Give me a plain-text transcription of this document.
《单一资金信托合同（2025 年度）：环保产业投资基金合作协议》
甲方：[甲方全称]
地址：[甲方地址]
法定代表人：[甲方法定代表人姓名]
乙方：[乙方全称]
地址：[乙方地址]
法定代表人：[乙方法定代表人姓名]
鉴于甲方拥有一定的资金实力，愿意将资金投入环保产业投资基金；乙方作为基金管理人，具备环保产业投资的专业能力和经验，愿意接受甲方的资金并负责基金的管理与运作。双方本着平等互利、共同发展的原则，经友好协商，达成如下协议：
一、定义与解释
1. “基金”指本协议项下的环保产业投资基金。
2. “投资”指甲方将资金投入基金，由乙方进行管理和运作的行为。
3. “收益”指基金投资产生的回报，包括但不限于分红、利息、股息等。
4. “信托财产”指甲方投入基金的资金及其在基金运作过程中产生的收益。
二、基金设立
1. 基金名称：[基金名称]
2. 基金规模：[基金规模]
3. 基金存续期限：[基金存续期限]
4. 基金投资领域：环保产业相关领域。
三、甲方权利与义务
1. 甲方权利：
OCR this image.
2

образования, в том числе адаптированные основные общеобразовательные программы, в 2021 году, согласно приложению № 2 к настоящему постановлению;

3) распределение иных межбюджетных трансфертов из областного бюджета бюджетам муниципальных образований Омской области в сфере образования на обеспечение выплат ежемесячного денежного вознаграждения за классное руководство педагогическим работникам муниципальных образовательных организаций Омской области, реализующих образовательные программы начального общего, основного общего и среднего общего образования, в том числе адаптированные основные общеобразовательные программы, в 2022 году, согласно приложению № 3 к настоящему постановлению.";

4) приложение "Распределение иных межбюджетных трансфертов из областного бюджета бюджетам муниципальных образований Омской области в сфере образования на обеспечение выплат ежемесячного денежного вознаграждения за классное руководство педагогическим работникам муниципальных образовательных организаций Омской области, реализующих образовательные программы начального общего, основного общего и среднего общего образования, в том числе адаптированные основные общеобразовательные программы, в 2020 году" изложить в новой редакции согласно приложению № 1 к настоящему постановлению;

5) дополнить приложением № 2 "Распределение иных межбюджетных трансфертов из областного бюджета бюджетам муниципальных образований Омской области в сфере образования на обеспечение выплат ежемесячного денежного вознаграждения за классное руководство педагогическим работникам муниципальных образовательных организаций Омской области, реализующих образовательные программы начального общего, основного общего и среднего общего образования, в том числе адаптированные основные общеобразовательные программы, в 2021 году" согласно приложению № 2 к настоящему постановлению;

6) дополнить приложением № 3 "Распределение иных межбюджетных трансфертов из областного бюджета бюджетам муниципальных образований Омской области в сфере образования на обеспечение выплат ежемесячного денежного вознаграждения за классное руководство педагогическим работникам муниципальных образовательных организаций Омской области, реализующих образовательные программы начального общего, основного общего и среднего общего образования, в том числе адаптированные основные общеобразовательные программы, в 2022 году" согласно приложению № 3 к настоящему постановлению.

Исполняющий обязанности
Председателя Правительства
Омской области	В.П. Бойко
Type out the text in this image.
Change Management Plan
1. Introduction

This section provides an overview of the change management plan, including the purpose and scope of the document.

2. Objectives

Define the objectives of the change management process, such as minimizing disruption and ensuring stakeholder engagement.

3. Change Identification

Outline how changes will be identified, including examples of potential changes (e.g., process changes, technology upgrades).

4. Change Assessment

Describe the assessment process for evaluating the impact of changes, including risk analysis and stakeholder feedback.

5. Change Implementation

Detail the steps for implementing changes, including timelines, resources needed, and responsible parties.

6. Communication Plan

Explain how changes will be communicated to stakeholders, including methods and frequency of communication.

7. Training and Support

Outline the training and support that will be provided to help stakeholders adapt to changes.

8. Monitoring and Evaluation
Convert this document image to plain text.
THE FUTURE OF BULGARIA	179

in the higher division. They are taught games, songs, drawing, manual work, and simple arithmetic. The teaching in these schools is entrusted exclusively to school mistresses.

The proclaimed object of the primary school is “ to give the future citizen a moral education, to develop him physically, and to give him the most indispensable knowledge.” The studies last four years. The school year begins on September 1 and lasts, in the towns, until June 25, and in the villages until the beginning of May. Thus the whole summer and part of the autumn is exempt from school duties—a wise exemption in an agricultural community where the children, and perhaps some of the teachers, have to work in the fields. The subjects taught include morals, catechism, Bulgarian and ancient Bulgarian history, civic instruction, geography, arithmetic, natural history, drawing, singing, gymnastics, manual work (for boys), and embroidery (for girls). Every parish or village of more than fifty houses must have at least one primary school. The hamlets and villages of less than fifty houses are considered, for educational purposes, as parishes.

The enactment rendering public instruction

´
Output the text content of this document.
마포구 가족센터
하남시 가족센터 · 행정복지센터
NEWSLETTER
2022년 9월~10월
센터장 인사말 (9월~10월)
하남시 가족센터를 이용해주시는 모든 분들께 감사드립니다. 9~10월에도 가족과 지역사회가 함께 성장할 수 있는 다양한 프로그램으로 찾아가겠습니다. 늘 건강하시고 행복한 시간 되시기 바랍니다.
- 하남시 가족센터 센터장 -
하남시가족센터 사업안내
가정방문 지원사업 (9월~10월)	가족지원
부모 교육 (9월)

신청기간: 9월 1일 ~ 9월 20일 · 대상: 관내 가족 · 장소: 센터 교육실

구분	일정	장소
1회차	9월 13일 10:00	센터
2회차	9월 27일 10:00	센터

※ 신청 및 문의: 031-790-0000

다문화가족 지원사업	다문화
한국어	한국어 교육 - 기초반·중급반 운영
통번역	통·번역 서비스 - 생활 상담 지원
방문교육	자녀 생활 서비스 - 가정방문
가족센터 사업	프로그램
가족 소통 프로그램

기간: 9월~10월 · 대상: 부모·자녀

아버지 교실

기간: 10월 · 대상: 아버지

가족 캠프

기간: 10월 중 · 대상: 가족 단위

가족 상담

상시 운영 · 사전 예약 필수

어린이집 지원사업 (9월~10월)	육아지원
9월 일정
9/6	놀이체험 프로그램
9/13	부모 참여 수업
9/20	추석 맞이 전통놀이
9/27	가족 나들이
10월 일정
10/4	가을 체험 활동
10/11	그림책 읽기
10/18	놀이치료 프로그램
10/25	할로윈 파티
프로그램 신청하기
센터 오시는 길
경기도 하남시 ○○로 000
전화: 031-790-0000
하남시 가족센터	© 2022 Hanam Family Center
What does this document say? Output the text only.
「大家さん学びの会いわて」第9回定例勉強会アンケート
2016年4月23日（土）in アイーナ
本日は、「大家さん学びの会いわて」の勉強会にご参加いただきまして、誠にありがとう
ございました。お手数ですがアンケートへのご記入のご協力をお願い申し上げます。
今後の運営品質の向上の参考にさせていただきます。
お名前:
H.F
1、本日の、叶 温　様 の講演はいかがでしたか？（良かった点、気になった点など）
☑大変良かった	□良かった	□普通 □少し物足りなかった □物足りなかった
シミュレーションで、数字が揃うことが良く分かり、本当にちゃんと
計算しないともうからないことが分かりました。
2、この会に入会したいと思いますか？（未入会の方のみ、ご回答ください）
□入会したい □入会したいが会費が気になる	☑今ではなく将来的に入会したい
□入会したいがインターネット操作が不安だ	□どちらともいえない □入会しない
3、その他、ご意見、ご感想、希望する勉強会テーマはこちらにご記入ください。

Work to do:
Take the entries above and transcribe them exactly.

Expected answer:
Give me a plain-text transcription of this document.
《单一资金信托合同（2025 年度）：环保产业投资基金合作协议》
甲方：[甲方全称]
地址：[甲方地址]
法定代表人：[甲方法定代表人姓名]
乙方：[乙方全称]
地址：[乙方地址]
法定代表人：[乙方法定代表人姓名]
鉴于甲方拥有一定的资金实力，愿意将资金投入环保产业投资基金；乙方作为基金管理人，具备环保产业投资的专业能力和经验，愿意接受甲方的资金并负责基金的管理与运作。双方本着平等互利、共同发展的原则，经友好协商，达成如下协议：
一、定义与解释
1. “基金”指本协议项下的环保产业投资基金。
2. “投资”指甲方将资金投入基金，由乙方进行管理和运作的行为。
3. “收益”指基金投资产生的回报，包括但不限于分红、利息、股息等。
4. “信托财产”指甲方投入基金的资金及其在基金运作过程中产生的收益。
二、基金设立
1. 基金名称：[基金名称]
2. 基金规模：[基金规模]
3. 基金存续期限：[基金存续期限]
4. 基金投资领域：环保产业相关领域。
三、甲方权利与义务
1. 甲方权利：
OCR this image.
2

образования, в том числе адаптированные основные общеобразовательные программы, в 2021 году, согласно приложению № 2 к настоящему постановлению;

3) распределение иных межбюджетных трансфертов из областного бюджета бюджетам муниципальных образований Омской области в сфере образования на обеспечение выплат ежемесячного денежного вознаграждения за классное руководство педагогическим работникам муниципальных образовательных организаций Омской области, реализующих образовательные программы начального общего, основного общего и среднего общего образования, в том числе адаптированные основные общеобразовательные программы, в 2022 году, согласно приложению № 3 к настоящему постановлению.";

4) приложение "Распределение иных межбюджетных трансфертов из областного бюджета бюджетам муниципальных образований Омской области в сфере образования на обеспечение выплат ежемесячного денежного вознаграждения за классное руководство педагогическим работникам муниципальных образовательных организаций Омской области, реализующих образовательные программы начального общего, основного общего и среднего общего образования, в том числе адаптированные основные общеобразовательные программы, в 2020 году" изложить в новой редакции согласно приложению № 1 к настоящему постановлению;

5) дополнить приложением № 2 "Распределение иных межбюджетных трансфертов из областного бюджета бюджетам муниципальных образований Омской области в сфере образования на обеспечение выплат ежемесячного денежного вознаграждения за классное руководство педагогическим работникам муниципальных образовательных организаций Омской области, реализующих образовательные программы начального общего, основного общего и среднего общего образования, в том числе адаптированные основные общеобразовательные программы, в 2021 году" согласно приложению № 2 к настоящему постановлению;

6) дополнить приложением № 3 "Распределение иных межбюджетных трансфертов из областного бюджета бюджетам муниципальных образований Омской области в сфере образования на обеспечение выплат ежемесячного денежного вознаграждения за классное руководство педагогическим работникам муниципальных образовательных организаций Омской области, реализующих образовательные программы начального общего, основного общего и среднего общего образования, в том числе адаптированные основные общеобразовательные программы, в 2022 году" согласно приложению № 3 к настоящему постановлению.

Исполняющий обязанности
Председателя Правительства
Омской области	В.П. Бойко
Type out the text in this image.
Change Management Plan
1. Introduction

This section provides an overview of the change management plan, including the purpose and scope of the document.

2. Objectives

Define the objectives of the change management process, such as minimizing disruption and ensuring stakeholder engagement.

3. Change Identification

Outline how changes will be identified, including examples of potential changes (e.g., process changes, technology upgrades).

4. Change Assessment

Describe the assessment process for evaluating the impact of changes, including risk analysis and stakeholder feedback.

5. Change Implementation

Detail the steps for implementing changes, including timelines, resources needed, and responsible parties.

6. Communication Plan

Explain how changes will be communicated to stakeholders, including methods and frequency of communication.

7. Training and Support

Outline the training and support that will be provided to help stakeholders adapt to changes.

8. Monitoring and Evaluation
Convert this document image to plain text.
THE FUTURE OF BULGARIA	179

in the higher division. They are taught games, songs, drawing, manual work, and simple arithmetic. The teaching in these schools is entrusted exclusively to school mistresses.

The proclaimed object of the primary school is “ to give the future citizen a moral education, to develop him physically, and to give him the most indispensable knowledge.” The studies last four years. The school year begins on September 1 and lasts, in the towns, until June 25, and in the villages until the beginning of May. Thus the whole summer and part of the autumn is exempt from school duties—a wise exemption in an agricultural community where the children, and perhaps some of the teachers, have to work in the fields. The subjects taught include morals, catechism, Bulgarian and ancient Bulgarian history, civic instruction, geography, arithmetic, natural history, drawing, singing, gymnastics, manual work (for boys), and embroidery (for girls). Every parish or village of more than fifty houses must have at least one primary school. The hamlets and villages of less than fifty houses are considered, for educational purposes, as parishes.

The enactment rendering public instruction

´
Output the text content of this document.
마포구 가족센터
하남시 가족센터 · 행정복지센터
NEWSLETTER
2022년 9월~10월
센터장 인사말 (9월~10월)
하남시 가족센터를 이용해주시는 모든 분들께 감사드립니다. 9~10월에도 가족과 지역사회가 함께 성장할 수 있는 다양한 프로그램으로 찾아가겠습니다. 늘 건강하시고 행복한 시간 되시기 바랍니다.
- 하남시 가족센터 센터장 -
하남시가족센터 사업안내
가정방문 지원사업 (9월~10월)	가족지원
부모 교육 (9월)

신청기간: 9월 1일 ~ 9월 20일 · 대상: 관내 가족 · 장소: 센터 교육실

구분	일정	장소
1회차	9월 13일 10:00	센터
2회차	9월 27일 10:00	센터

※ 신청 및 문의: 031-790-0000

다문화가족 지원사업	다문화
한국어	한국어 교육 - 기초반·중급반 운영
통번역	통·번역 서비스 - 생활 상담 지원
방문교육	자녀 생활 서비스 - 가정방문
가족센터 사업	프로그램
가족 소통 프로그램

기간: 9월~10월 · 대상: 부모·자녀

아버지 교실

기간: 10월 · 대상: 아버지

가족 캠프

기간: 10월 중 · 대상: 가족 단위

가족 상담

상시 운영 · 사전 예약 필수

어린이집 지원사업 (9월~10월)	육아지원
9월 일정
9/6	놀이체험 프로그램
9/13	부모 참여 수업
9/20	추석 맞이 전통놀이
9/27	가족 나들이
10월 일정
10/4	가을 체험 활동
10/11	그림책 읽기
10/18	놀이치료 프로그램
10/25	할로윈 파티
프로그램 신청하기
센터 오시는 길
경기도 하남시 ○○로 000
전화: 031-790-0000
하남시 가족센터	© 2022 Hanam Family Center
What does this document say? Output the text only.
「大家さん学びの会いわて」第9回定例勉強会アンケート
2016年4月23日（土）in アイーナ
本日は、「大家さん学びの会いわて」の勉強会にご参加いただきまして、誠にありがとう
ございました。お手数ですがアンケートへのご記入のご協力をお願い申し上げます。
今後の運営品質の向上の参考にさせていただきます。
お名前:
H.F
1、本日の、叶 温　様 の講演はいかがでしたか？（良かった点、気になった点など）
☑大変良かった	□良かった	□普通 □少し物足りなかった □物足りなかった
シミュレーションで、数字が揃うことが良く分かり、本当にちゃんと
計算しないともうからないことが分かりました。
2、この会に入会したいと思いますか？（未入会の方のみ、ご回答ください）
□入会したい □入会したいが会費が気になる	☑今ではなく将来的に入会したい
□入会したいがインターネット操作が不安だ	□どちらともいえない □入会しない
3、その他、ご意見、ご感想、希望する勉強会テーマはこちらにご記入ください。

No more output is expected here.